** Text segment **
▶

Pump you up!

Pub date April 27, 2010

kimberly@sfbg.com

MUSIC Follow the heavily pitch-shifted, layered vocals woozily intoning “I love drugs” on “Mind Eraser” from Growing’s new Pumps (Vice). You’ll end up deep in the thicket of the group’s hallucinatory haze, levitating on a cockeyed cloud of bird calls, darting beats, and cries of “It’s my brain!” Welcome to the Brooklyn band’s bristly, growling hoedown, one emulating the sound of the hive mind in a crowded nightclub and pulsing with swooping, strobe-light electronics — though those familiar, whooping party horns refuse to cooperate with any potential dance trance, rarely continuing longer than a few bars.

It’s the sound of a band evolving into some creature poised between an art group that inspires its audience to sit on the floor, cross-legged and spaced-out, and a shadowy outfit toiling behind gear as the crowd grinds and undulates in the foreground. Neither fish nor fowl, neither entirely noise nor dance-pop, those dichotomies, false or no, seem to have dissolved with the entry a year and a half ago of new member Sadie Laska of IUD and Extreme Violence. Laska joined Growing’s seemingly tight two-man collaboration — Joe DeNardo and Kevin Doria have been making music together since 1999 — after playing with the duo during a Growing-IUD tour. And Pumps is the first album the threesome has made together, working amid piles of effect boxes, synths, drum machines, Optigans, and guitars at Brooklyn’s Ocropolis studio.

◀

** Entries **

▶

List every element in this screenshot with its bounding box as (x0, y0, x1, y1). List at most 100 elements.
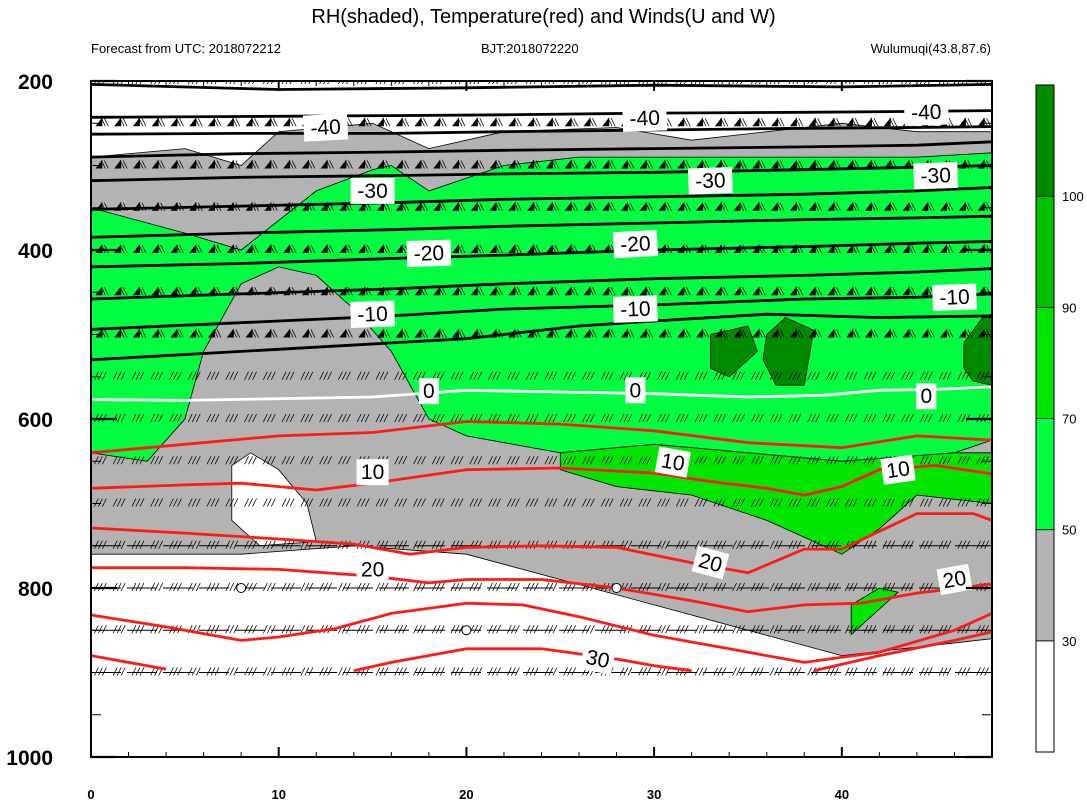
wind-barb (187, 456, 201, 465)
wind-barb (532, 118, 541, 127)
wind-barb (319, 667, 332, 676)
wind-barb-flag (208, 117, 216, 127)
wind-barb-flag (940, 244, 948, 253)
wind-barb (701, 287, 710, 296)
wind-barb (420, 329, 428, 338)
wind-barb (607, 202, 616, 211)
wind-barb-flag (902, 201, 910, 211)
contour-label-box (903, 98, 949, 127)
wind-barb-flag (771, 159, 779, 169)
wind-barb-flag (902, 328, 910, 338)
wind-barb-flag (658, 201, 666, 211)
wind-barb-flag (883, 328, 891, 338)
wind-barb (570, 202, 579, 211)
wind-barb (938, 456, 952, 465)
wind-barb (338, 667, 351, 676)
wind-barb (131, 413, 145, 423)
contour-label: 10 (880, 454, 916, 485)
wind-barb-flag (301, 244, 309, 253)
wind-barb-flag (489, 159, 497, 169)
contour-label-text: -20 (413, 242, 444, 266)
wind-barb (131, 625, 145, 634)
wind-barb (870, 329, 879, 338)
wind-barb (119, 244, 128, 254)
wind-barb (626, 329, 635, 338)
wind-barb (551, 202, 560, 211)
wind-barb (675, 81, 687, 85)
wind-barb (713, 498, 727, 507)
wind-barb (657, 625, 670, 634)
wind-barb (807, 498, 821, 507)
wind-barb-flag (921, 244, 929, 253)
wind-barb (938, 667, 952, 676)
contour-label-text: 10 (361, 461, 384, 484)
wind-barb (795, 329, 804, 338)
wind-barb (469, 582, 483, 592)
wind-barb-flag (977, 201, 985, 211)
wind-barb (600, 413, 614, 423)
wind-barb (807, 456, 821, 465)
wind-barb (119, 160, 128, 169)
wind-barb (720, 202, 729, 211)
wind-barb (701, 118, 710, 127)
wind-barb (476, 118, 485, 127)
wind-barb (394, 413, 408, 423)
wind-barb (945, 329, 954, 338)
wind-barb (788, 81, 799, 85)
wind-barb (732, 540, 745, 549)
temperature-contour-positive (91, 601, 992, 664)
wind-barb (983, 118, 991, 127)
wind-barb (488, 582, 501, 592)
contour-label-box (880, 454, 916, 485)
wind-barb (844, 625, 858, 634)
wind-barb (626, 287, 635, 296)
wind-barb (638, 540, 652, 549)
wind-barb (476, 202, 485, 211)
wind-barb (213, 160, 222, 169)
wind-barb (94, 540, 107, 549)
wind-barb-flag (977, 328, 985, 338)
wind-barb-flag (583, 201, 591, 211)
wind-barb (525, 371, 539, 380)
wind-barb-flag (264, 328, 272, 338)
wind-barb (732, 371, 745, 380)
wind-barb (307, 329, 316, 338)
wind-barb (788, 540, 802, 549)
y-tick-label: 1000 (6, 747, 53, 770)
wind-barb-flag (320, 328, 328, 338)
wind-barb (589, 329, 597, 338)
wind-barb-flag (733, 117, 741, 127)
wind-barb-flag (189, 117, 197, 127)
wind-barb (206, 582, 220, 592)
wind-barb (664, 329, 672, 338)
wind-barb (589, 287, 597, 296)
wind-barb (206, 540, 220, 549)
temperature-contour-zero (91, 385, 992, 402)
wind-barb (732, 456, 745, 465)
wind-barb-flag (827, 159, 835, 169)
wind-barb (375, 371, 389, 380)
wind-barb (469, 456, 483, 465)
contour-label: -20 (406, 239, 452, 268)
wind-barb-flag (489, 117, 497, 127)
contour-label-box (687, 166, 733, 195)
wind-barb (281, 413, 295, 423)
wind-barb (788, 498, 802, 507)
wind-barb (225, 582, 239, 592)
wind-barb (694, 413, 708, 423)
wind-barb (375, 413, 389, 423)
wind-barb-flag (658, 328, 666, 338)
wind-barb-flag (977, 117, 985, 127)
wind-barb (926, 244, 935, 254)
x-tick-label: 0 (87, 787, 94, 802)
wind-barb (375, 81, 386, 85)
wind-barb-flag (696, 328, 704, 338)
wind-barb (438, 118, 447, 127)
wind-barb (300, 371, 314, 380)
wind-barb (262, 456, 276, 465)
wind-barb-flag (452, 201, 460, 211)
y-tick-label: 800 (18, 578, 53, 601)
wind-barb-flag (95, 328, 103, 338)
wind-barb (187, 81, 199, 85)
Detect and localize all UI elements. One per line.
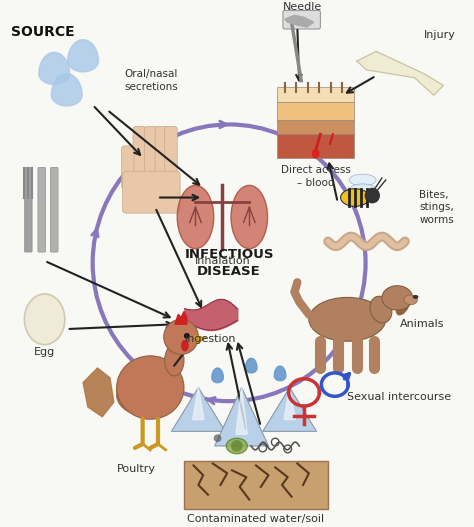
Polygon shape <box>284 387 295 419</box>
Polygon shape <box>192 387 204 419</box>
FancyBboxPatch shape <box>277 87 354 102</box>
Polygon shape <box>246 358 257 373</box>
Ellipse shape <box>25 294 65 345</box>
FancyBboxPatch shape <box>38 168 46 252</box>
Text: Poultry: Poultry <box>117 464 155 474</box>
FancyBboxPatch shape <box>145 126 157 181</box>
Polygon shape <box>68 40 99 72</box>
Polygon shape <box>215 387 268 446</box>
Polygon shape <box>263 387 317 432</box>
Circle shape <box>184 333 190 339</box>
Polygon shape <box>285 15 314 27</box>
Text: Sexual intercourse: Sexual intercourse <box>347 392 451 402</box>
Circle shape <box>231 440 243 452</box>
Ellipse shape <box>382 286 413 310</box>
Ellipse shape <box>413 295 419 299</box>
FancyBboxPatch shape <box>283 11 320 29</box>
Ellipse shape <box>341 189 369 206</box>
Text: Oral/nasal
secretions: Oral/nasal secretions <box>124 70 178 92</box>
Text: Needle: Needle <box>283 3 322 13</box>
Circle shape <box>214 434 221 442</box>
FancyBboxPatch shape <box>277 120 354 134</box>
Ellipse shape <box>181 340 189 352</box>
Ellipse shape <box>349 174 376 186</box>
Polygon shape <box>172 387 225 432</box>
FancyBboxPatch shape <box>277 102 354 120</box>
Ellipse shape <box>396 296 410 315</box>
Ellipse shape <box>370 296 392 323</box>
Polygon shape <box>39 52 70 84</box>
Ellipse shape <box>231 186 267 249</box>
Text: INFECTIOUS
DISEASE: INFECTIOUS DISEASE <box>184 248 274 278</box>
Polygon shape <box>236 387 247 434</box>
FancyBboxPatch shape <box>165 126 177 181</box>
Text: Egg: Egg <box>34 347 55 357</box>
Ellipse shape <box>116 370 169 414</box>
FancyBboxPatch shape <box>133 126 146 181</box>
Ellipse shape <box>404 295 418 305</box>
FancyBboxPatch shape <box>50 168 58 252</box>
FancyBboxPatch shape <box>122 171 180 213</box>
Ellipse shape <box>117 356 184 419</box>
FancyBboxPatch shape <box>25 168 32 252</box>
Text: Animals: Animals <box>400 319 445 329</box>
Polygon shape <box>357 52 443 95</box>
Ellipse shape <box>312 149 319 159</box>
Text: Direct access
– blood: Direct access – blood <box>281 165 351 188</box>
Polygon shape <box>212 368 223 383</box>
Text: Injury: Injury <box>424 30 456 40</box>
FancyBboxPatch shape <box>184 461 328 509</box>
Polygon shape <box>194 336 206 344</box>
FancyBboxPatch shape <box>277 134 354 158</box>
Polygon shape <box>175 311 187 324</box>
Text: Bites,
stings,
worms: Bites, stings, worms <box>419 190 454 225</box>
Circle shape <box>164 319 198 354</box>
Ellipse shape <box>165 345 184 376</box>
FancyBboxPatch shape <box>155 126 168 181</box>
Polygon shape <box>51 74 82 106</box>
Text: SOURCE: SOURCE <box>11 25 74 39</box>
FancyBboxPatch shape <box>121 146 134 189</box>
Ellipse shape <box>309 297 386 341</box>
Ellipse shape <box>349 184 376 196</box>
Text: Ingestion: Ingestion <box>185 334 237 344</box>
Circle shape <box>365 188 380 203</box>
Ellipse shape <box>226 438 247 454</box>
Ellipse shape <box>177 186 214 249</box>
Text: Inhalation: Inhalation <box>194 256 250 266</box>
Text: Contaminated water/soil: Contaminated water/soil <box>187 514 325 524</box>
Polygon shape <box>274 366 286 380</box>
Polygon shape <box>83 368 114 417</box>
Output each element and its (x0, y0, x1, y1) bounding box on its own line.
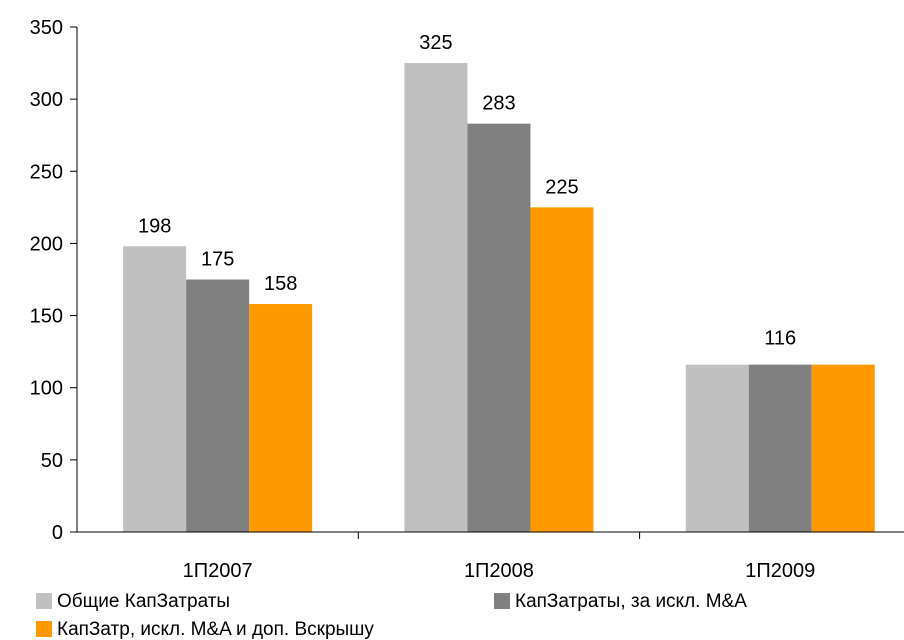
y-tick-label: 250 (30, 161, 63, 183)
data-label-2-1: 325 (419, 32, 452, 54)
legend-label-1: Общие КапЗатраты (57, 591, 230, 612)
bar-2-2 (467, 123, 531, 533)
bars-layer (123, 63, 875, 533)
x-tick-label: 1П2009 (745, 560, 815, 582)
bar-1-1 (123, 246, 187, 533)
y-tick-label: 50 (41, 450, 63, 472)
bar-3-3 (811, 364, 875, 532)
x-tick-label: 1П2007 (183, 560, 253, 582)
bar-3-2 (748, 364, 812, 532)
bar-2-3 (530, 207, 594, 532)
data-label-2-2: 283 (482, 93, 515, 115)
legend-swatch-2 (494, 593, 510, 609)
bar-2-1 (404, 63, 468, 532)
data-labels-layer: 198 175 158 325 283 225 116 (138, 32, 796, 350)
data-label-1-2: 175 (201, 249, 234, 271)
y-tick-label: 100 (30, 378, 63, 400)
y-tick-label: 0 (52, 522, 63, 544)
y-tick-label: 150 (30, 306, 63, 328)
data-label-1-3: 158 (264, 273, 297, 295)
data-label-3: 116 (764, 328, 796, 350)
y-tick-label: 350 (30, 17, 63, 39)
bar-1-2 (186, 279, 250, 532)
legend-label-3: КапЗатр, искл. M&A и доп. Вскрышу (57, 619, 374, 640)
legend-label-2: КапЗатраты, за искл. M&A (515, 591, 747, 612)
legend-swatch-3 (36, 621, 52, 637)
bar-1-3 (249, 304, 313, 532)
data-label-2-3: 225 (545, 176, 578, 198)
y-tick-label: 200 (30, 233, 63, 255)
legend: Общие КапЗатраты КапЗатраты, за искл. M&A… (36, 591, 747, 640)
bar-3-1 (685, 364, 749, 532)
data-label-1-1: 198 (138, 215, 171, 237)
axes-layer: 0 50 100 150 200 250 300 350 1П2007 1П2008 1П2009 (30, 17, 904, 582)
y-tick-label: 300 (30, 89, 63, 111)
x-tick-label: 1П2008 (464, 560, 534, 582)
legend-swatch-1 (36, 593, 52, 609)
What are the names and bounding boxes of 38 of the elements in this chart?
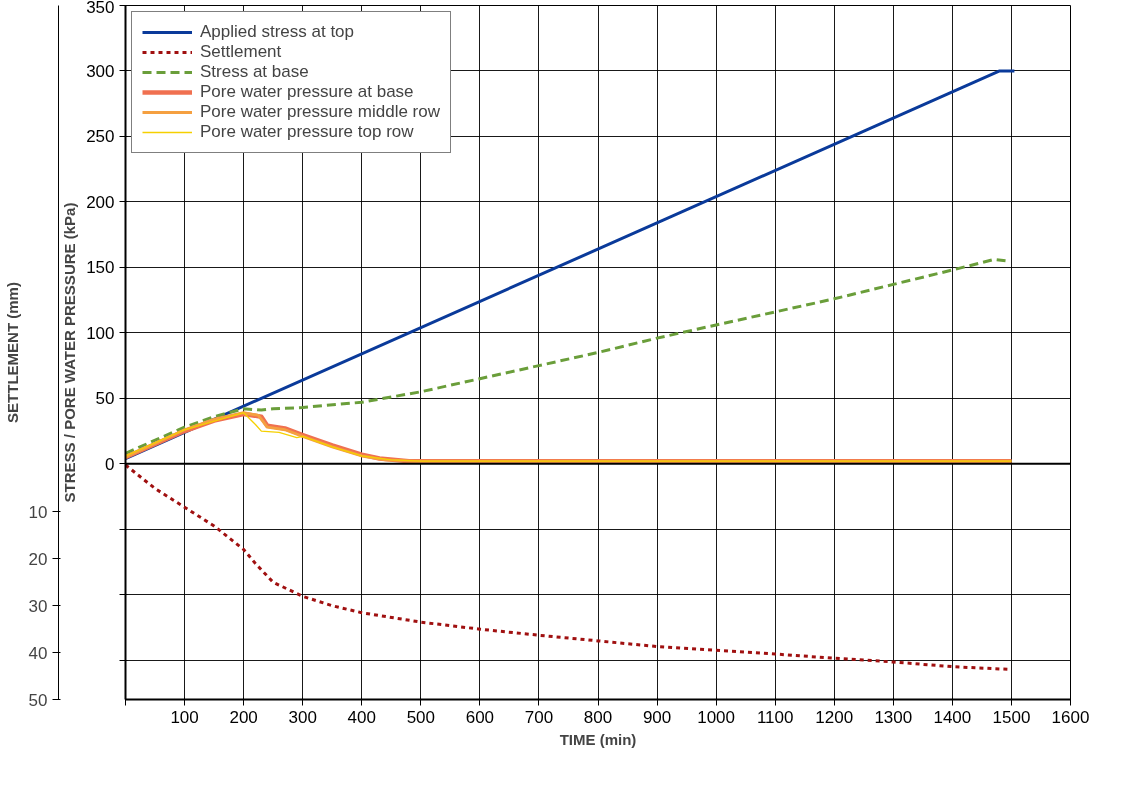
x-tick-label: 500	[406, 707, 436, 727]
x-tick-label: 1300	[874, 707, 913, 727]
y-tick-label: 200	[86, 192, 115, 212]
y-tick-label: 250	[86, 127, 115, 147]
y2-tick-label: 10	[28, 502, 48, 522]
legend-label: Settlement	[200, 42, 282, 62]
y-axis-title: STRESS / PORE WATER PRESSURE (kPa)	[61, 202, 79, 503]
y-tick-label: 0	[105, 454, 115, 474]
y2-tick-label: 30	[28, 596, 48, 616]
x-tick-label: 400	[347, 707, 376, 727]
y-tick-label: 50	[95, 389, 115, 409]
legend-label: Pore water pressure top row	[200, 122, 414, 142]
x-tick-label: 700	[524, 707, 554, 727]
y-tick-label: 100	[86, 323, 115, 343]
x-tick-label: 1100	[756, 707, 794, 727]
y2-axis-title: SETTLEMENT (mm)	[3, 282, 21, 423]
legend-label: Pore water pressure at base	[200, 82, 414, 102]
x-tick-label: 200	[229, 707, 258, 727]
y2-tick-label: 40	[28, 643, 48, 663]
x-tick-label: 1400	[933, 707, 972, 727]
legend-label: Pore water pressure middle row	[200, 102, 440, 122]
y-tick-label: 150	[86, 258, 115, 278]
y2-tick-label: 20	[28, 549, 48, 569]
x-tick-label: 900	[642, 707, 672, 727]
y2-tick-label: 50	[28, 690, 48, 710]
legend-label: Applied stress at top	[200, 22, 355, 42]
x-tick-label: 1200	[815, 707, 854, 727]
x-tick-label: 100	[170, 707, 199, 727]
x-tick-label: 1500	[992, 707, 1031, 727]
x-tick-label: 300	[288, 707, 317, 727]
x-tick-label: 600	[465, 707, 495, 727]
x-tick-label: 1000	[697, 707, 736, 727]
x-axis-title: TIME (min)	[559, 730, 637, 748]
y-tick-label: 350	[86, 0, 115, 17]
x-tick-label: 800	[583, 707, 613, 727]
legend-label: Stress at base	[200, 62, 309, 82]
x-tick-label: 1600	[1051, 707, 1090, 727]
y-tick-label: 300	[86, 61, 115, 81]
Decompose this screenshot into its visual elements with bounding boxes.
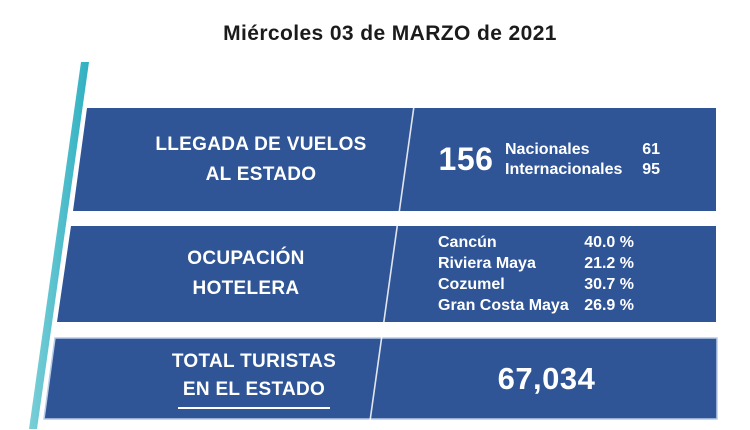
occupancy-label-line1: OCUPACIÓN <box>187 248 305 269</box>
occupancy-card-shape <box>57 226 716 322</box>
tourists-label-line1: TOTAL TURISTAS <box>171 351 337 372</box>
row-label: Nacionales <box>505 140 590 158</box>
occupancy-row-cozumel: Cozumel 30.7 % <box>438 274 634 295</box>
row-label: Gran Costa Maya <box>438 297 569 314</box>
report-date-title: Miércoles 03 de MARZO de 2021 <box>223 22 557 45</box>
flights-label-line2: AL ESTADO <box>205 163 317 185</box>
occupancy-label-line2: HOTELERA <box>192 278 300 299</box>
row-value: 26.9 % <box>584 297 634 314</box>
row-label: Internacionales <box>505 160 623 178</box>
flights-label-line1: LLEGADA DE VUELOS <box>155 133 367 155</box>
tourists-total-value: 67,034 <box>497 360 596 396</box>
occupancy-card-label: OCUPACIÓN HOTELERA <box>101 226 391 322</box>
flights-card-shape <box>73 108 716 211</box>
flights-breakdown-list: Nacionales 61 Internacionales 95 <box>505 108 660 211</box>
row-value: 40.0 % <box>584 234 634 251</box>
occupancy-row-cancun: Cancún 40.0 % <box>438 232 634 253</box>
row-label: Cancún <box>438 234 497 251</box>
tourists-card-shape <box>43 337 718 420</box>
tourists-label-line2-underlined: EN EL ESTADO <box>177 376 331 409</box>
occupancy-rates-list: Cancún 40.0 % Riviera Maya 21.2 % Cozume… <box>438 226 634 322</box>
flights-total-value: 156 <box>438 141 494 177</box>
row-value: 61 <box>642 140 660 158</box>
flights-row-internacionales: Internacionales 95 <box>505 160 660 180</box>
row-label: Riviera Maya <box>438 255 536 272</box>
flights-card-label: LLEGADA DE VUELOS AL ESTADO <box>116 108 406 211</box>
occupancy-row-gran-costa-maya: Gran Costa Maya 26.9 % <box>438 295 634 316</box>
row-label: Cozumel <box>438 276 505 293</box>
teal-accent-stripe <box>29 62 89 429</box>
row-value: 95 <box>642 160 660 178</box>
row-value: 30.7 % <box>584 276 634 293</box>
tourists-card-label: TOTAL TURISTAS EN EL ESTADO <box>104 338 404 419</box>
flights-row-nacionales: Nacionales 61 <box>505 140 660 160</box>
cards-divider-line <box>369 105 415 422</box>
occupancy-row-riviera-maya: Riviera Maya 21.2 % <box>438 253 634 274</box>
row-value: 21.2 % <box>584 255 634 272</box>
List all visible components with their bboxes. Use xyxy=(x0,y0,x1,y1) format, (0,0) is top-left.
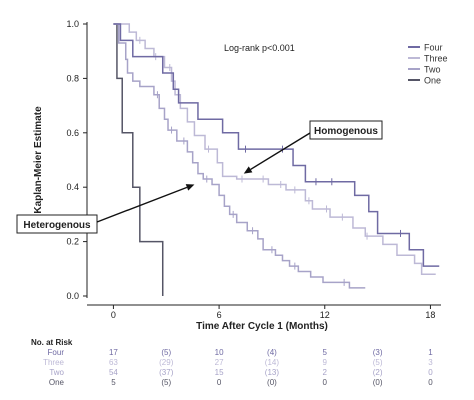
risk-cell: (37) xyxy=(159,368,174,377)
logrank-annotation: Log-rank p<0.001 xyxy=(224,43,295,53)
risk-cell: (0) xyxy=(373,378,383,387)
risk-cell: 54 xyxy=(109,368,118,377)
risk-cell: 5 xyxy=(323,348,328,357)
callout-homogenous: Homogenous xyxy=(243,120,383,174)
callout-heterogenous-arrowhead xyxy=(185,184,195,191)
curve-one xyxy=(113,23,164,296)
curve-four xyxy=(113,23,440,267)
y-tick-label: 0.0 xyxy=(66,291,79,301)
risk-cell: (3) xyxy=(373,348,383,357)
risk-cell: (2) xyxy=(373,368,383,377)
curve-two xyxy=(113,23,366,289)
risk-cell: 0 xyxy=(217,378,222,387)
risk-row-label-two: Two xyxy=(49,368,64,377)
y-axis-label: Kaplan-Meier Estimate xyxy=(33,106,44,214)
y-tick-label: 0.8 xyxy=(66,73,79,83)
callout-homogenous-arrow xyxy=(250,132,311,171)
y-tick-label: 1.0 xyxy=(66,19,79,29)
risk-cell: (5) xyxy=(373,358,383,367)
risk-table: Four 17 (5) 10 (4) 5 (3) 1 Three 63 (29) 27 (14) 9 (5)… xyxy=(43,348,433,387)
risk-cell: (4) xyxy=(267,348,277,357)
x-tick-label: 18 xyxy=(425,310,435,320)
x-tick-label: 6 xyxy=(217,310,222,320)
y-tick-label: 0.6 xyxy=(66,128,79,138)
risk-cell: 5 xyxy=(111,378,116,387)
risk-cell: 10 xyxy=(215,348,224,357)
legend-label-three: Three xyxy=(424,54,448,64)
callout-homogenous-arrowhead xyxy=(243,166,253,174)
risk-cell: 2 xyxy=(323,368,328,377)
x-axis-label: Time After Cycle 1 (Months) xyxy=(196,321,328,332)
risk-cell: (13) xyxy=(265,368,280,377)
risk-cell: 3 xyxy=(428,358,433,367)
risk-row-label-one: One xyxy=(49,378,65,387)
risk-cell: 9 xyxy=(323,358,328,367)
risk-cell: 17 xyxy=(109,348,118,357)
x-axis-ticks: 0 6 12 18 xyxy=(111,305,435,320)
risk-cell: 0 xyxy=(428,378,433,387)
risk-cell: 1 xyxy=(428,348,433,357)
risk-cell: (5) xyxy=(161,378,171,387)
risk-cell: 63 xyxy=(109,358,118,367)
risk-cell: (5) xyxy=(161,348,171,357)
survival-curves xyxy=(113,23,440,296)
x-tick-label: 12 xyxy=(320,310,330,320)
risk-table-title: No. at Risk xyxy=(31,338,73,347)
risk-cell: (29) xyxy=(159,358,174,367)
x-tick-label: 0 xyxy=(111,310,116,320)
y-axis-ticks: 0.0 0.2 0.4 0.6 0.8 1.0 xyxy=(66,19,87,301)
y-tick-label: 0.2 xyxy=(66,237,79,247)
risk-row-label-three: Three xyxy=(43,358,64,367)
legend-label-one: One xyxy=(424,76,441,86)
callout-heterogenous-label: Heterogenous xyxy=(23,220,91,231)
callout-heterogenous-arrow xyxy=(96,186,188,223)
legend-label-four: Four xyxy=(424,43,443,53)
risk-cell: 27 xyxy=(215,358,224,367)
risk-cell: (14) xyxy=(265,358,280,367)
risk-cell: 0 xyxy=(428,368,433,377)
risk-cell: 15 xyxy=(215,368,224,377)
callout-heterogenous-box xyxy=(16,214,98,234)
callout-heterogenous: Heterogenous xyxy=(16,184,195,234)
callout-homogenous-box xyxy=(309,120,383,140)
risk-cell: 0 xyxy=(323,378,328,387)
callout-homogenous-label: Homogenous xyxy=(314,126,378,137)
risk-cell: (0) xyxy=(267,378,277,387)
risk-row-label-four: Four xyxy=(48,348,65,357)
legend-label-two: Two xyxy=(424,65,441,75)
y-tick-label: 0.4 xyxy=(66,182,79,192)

◀

** Challenges **
1. According to the Pumps review, since what year have Joe DeNardo and Kevin Doria been making music together?
2. Copy the Pumps review from "Pub date April" up to and including "a few bars.", swapping "nightclub" for "dance hall".

** Responses in order **
1. Since 1999.

2.
Pub date April 27, 2010

kimberly@sfbg.com

MUSIC Follow the heavily pitch-shifted, layered vocals woozily intoning “I love drugs” on “Mind Eraser” from Growing’s new Pumps (Vice). You’ll end up deep in the thicket of the group’s hallucinatory haze, levitating on a cockeyed cloud of bird calls, darting beats, and cries of “It’s my brain!” Welcome to the Brooklyn band’s bristly, growling hoedown, one emulating the sound of the hive mind in a crowded dance hall and pulsing with swooping, strobe-light electronics — though those familiar, whooping party horns refuse to cooperate with any potential dance trance, rarely continuing longer than a few bars.